## A run of records
───

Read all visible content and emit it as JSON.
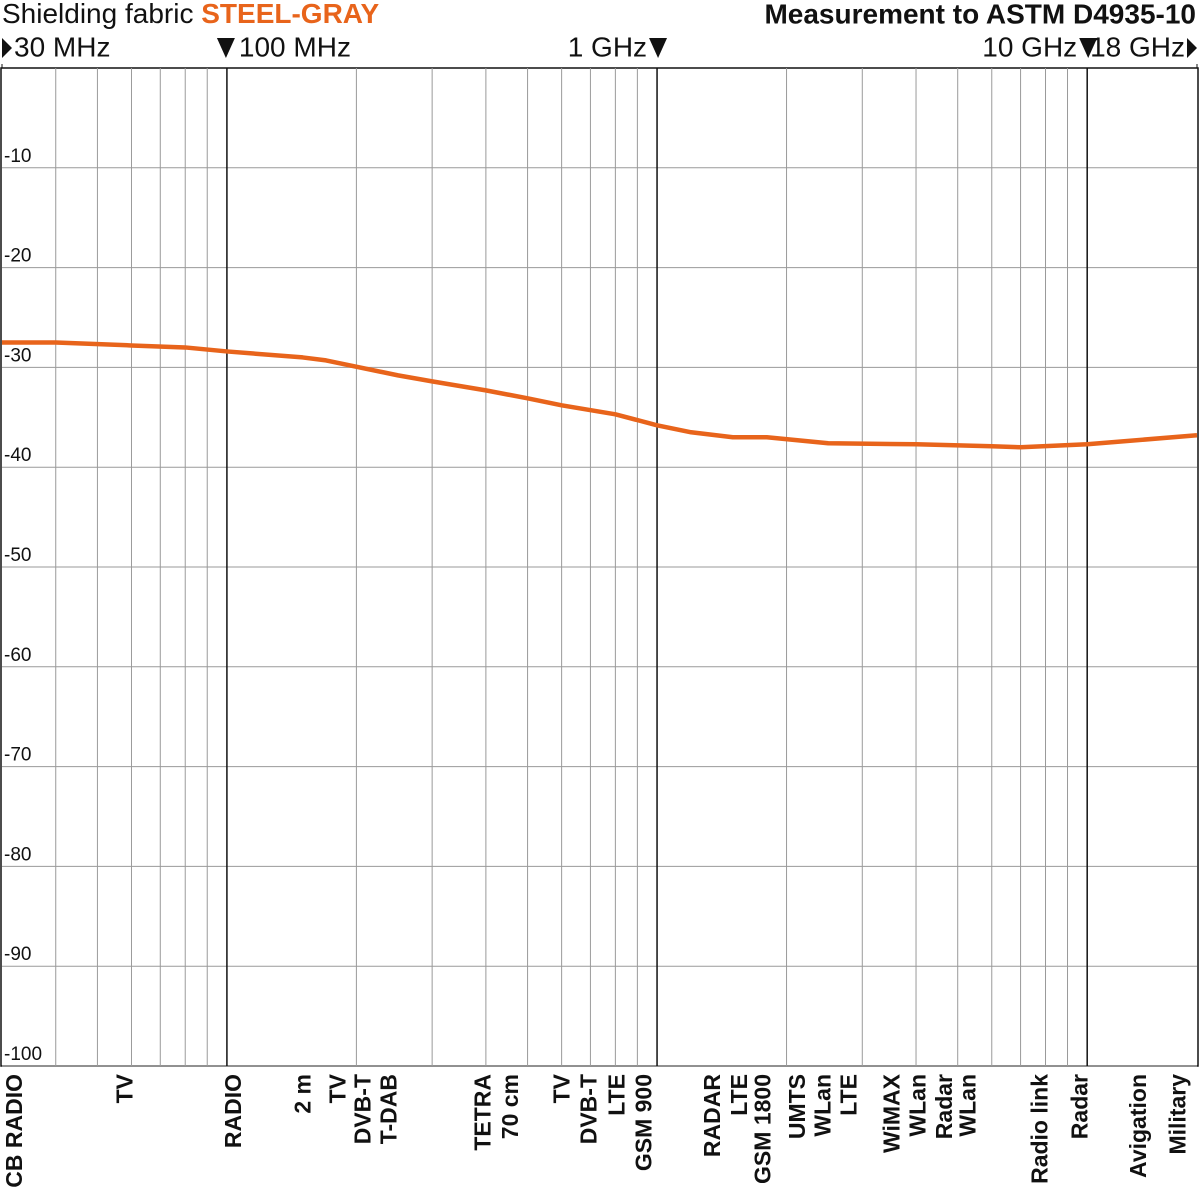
{
  "chart_data": {
    "type": "line",
    "title_prefix": "Shielding fabric",
    "title": "STEEL-GRAY",
    "subtitle": "Measurement to ASTM D4935-10",
    "log_x": true,
    "xlim": [
      30,
      18000
    ],
    "ylim": [
      -100,
      0
    ],
    "xticks": [
      {
        "value": 30,
        "label": "30 MHz"
      },
      {
        "value": 100,
        "label": "100 MHz"
      },
      {
        "value": 1000,
        "label": "1 GHz"
      },
      {
        "value": 10000,
        "label": "10 GHz"
      },
      {
        "value": 18000,
        "label": "18 GHz"
      }
    ],
    "xminor": [
      40,
      50,
      60,
      70,
      80,
      90,
      200,
      300,
      400,
      500,
      600,
      700,
      800,
      900,
      2000,
      3000,
      4000,
      5000,
      6000,
      7000,
      8000,
      9000
    ],
    "yticks": [
      -10,
      -20,
      -30,
      -40,
      -50,
      -60,
      -70,
      -80,
      -90,
      -100
    ],
    "grid": true,
    "series": [
      {
        "name": "STEEL-GRAY",
        "color": "#e8641b",
        "x": [
          30,
          40,
          60,
          80,
          100,
          150,
          170,
          250,
          300,
          400,
          500,
          600,
          800,
          1000,
          1200,
          1500,
          1800,
          2500,
          4000,
          6000,
          7000,
          10000,
          18000
        ],
        "values": [
          -27.5,
          -27.5,
          -27.8,
          -28.0,
          -28.4,
          -29.0,
          -29.3,
          -30.8,
          -31.4,
          -32.3,
          -33.1,
          -33.8,
          -34.7,
          -35.8,
          -36.5,
          -37.0,
          -37.0,
          -37.6,
          -37.7,
          -37.9,
          -38.0,
          -37.7,
          -36.8
        ]
      }
    ],
    "annotations": [
      {
        "text": "CB RADIO",
        "x": 31
      },
      {
        "text": "TV",
        "x": 56
      },
      {
        "text": "RADIO",
        "x": 100
      },
      {
        "text": "2 m",
        "x": 145
      },
      {
        "text": "TV",
        "x": 175
      },
      {
        "text": "DVB-T",
        "x": 200
      },
      {
        "text": "T-DAB",
        "x": 230
      },
      {
        "text": "TETRA",
        "x": 380
      },
      {
        "text": "70 cm",
        "x": 440
      },
      {
        "text": "TV",
        "x": 580
      },
      {
        "text": "DVB-T",
        "x": 670
      },
      {
        "text": "LTE",
        "x": 780
      },
      {
        "text": "GSM 900",
        "x": 900
      },
      {
        "text": "RADAR",
        "x": 1300
      },
      {
        "text": "LTE",
        "x": 1500
      },
      {
        "text": "GSM 1800",
        "x": 1700
      },
      {
        "text": "UMTS",
        "x": 2050
      },
      {
        "text": "WLan",
        "x": 2350
      },
      {
        "text": "LTE",
        "x": 2700
      },
      {
        "text": "WiMAX",
        "x": 3400
      },
      {
        "text": "WLan",
        "x": 3900
      },
      {
        "text": "Radar",
        "x": 4500
      },
      {
        "text": "WLan",
        "x": 5100
      },
      {
        "text": "Radio link",
        "x": 7500
      },
      {
        "text": "Radar",
        "x": 9300
      },
      {
        "text": "Avigation",
        "x": 12700
      },
      {
        "text": "Military",
        "x": 15700
      }
    ]
  }
}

───

## REQUIREMENT
Quote the entries in full. Any image among them is to be omitted from the copy.

## FULL SOLUTION
Read all visible content and emit it as JSON.
{
  "chart_data": {
    "type": "line",
    "title_prefix": "Shielding fabric",
    "title": "STEEL-GRAY",
    "subtitle": "Measurement to ASTM D4935-10",
    "log_x": true,
    "xlim": [
      30,
      18000
    ],
    "ylim": [
      -100,
      0
    ],
    "xticks": [
      {
        "value": 30,
        "label": "30 MHz"
      },
      {
        "value": 100,
        "label": "100 MHz"
      },
      {
        "value": 1000,
        "label": "1 GHz"
      },
      {
        "value": 10000,
        "label": "10 GHz"
      },
      {
        "value": 18000,
        "label": "18 GHz"
      }
    ],
    "xminor": [
      40,
      50,
      60,
      70,
      80,
      90,
      200,
      300,
      400,
      500,
      600,
      700,
      800,
      900,
      2000,
      3000,
      4000,
      5000,
      6000,
      7000,
      8000,
      9000
    ],
    "yticks": [
      -10,
      -20,
      -30,
      -40,
      -50,
      -60,
      -70,
      -80,
      -90,
      -100
    ],
    "grid": true,
    "series": [
      {
        "name": "STEEL-GRAY",
        "color": "#e8641b",
        "x": [
          30,
          40,
          60,
          80,
          100,
          150,
          170,
          250,
          300,
          400,
          500,
          600,
          800,
          1000,
          1200,
          1500,
          1800,
          2500,
          4000,
          6000,
          7000,
          10000,
          18000
        ],
        "values": [
          -27.5,
          -27.5,
          -27.8,
          -28.0,
          -28.4,
          -29.0,
          -29.3,
          -30.8,
          -31.4,
          -32.3,
          -33.1,
          -33.8,
          -34.7,
          -35.8,
          -36.5,
          -37.0,
          -37.0,
          -37.6,
          -37.7,
          -37.9,
          -38.0,
          -37.7,
          -36.8
        ]
      }
    ],
    "annotations": [
      {
        "text": "CB RADIO",
        "x": 31
      },
      {
        "text": "TV",
        "x": 56
      },
      {
        "text": "RADIO",
        "x": 100
      },
      {
        "text": "2 m",
        "x": 145
      },
      {
        "text": "TV",
        "x": 175
      },
      {
        "text": "DVB-T",
        "x": 200
      },
      {
        "text": "T-DAB",
        "x": 230
      },
      {
        "text": "TETRA",
        "x": 380
      },
      {
        "text": "70 cm",
        "x": 440
      },
      {
        "text": "TV",
        "x": 580
      },
      {
        "text": "DVB-T",
        "x": 670
      },
      {
        "text": "LTE",
        "x": 780
      },
      {
        "text": "GSM 900",
        "x": 900
      },
      {
        "text": "RADAR",
        "x": 1300
      },
      {
        "text": "LTE",
        "x": 1500
      },
      {
        "text": "GSM 1800",
        "x": 1700
      },
      {
        "text": "UMTS",
        "x": 2050
      },
      {
        "text": "WLan",
        "x": 2350
      },
      {
        "text": "LTE",
        "x": 2700
      },
      {
        "text": "WiMAX",
        "x": 3400
      },
      {
        "text": "WLan",
        "x": 3900
      },
      {
        "text": "Radar",
        "x": 4500
      },
      {
        "text": "WLan",
        "x": 5100
      },
      {
        "text": "Radio link",
        "x": 7500
      },
      {
        "text": "Radar",
        "x": 9300
      },
      {
        "text": "Avigation",
        "x": 12700
      },
      {
        "text": "Military",
        "x": 15700
      }
    ]
  }
}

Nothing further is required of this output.